§ Goal:
Reproduce the listing below character for character; drop every image.

§ Records for the task:
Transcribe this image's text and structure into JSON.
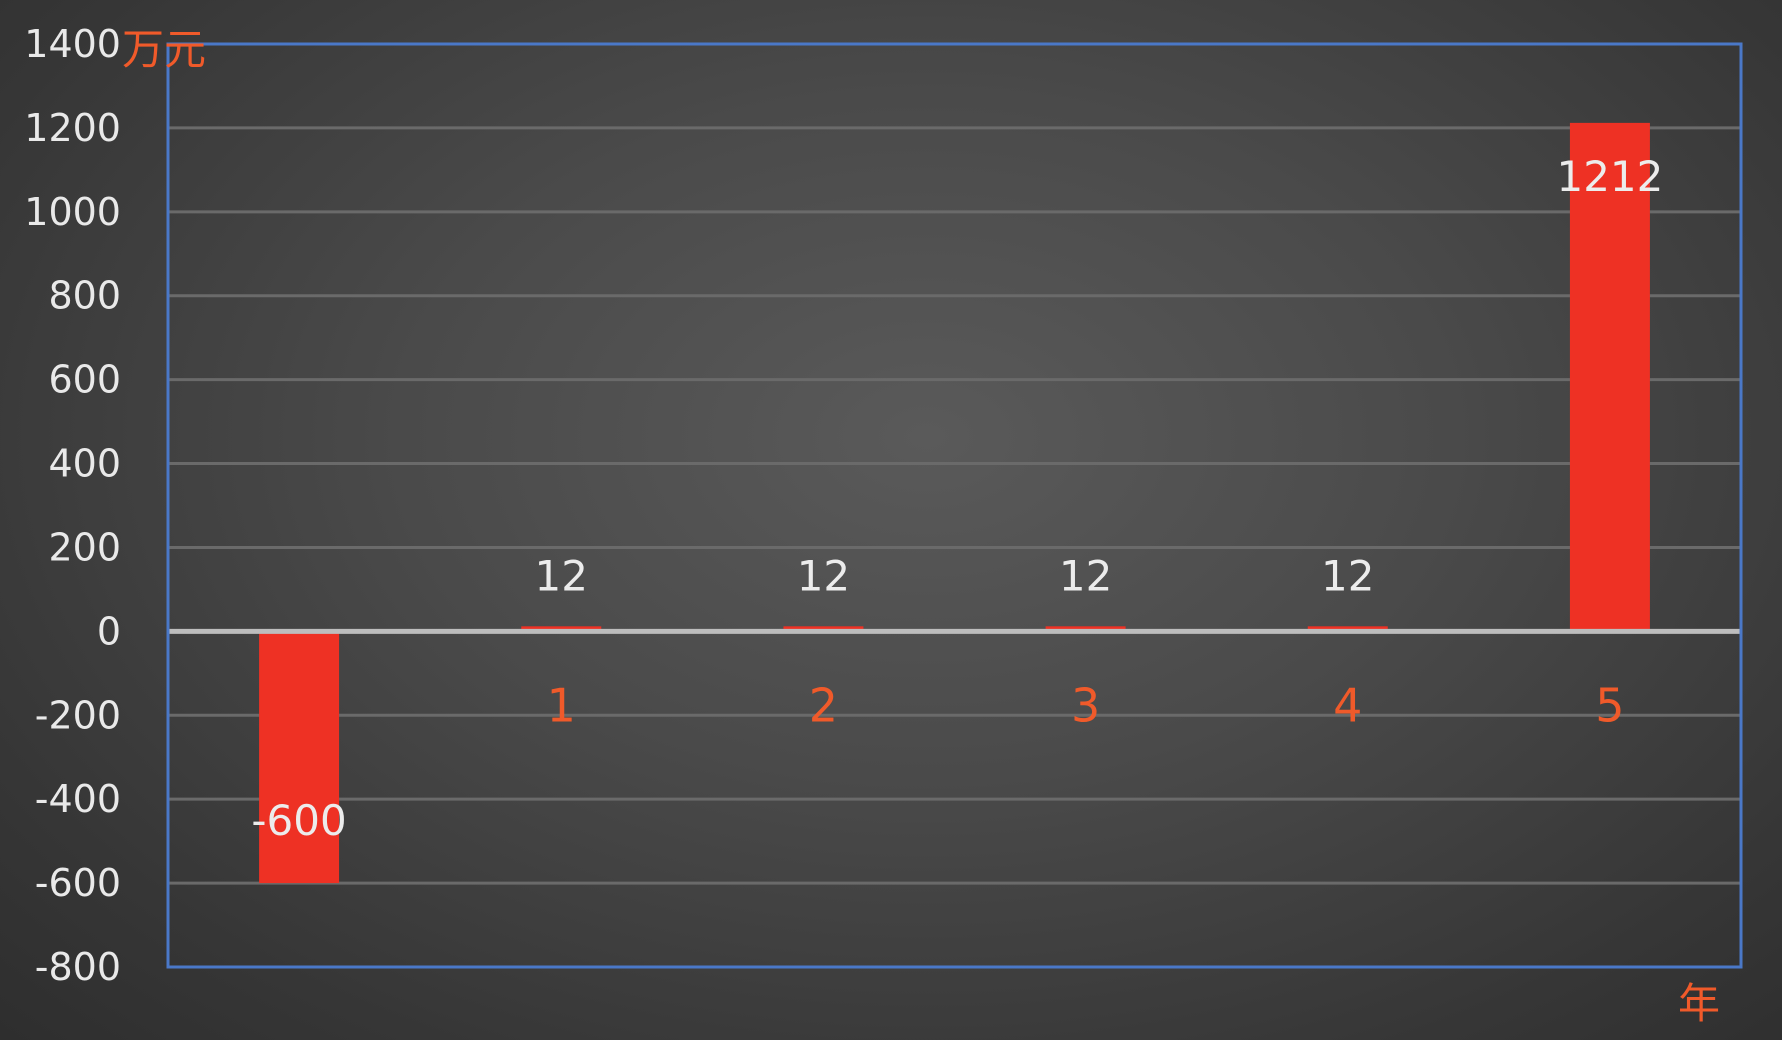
{
  "colors": {
    "bar": "#ee3124",
    "accent": "#f05a2a",
    "frame": "#4a78c8",
    "gridline": "#6a6a6a",
    "zero_line": "#bdbdbd",
    "tick_text": "#e9e9e9",
    "data_label_text": "#ececec"
  },
  "chart_data": {
    "type": "bar",
    "categories": [
      "",
      "1",
      "2",
      "3",
      "4",
      "5"
    ],
    "values": [
      -600,
      12,
      12,
      12,
      12,
      1212
    ],
    "data_labels": [
      "-600",
      "12",
      "12",
      "12",
      "12",
      "1212"
    ],
    "y_unit": "万元",
    "x_unit": "年",
    "ylim": [
      -800,
      1400
    ],
    "ytick_step": 200,
    "yticks": [
      "1400",
      "1200",
      "1000",
      "800",
      "600",
      "400",
      "200",
      "0",
      "-200",
      "-400",
      "-600",
      "-800"
    ],
    "grid": true,
    "legend": "none"
  }
}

§ Task answer:
Transcribe this image's text and structure into JSON.
{
  "colors": {
    "bar": "#ee3124",
    "accent": "#f05a2a",
    "frame": "#4a78c8",
    "gridline": "#6a6a6a",
    "zero_line": "#bdbdbd",
    "tick_text": "#e9e9e9",
    "data_label_text": "#ececec"
  },
  "chart_data": {
    "type": "bar",
    "categories": [
      "",
      "1",
      "2",
      "3",
      "4",
      "5"
    ],
    "values": [
      -600,
      12,
      12,
      12,
      12,
      1212
    ],
    "data_labels": [
      "-600",
      "12",
      "12",
      "12",
      "12",
      "1212"
    ],
    "y_unit": "万元",
    "x_unit": "年",
    "ylim": [
      -800,
      1400
    ],
    "ytick_step": 200,
    "yticks": [
      "1400",
      "1200",
      "1000",
      "800",
      "600",
      "400",
      "200",
      "0",
      "-200",
      "-400",
      "-600",
      "-800"
    ],
    "grid": true,
    "legend": "none"
  }
}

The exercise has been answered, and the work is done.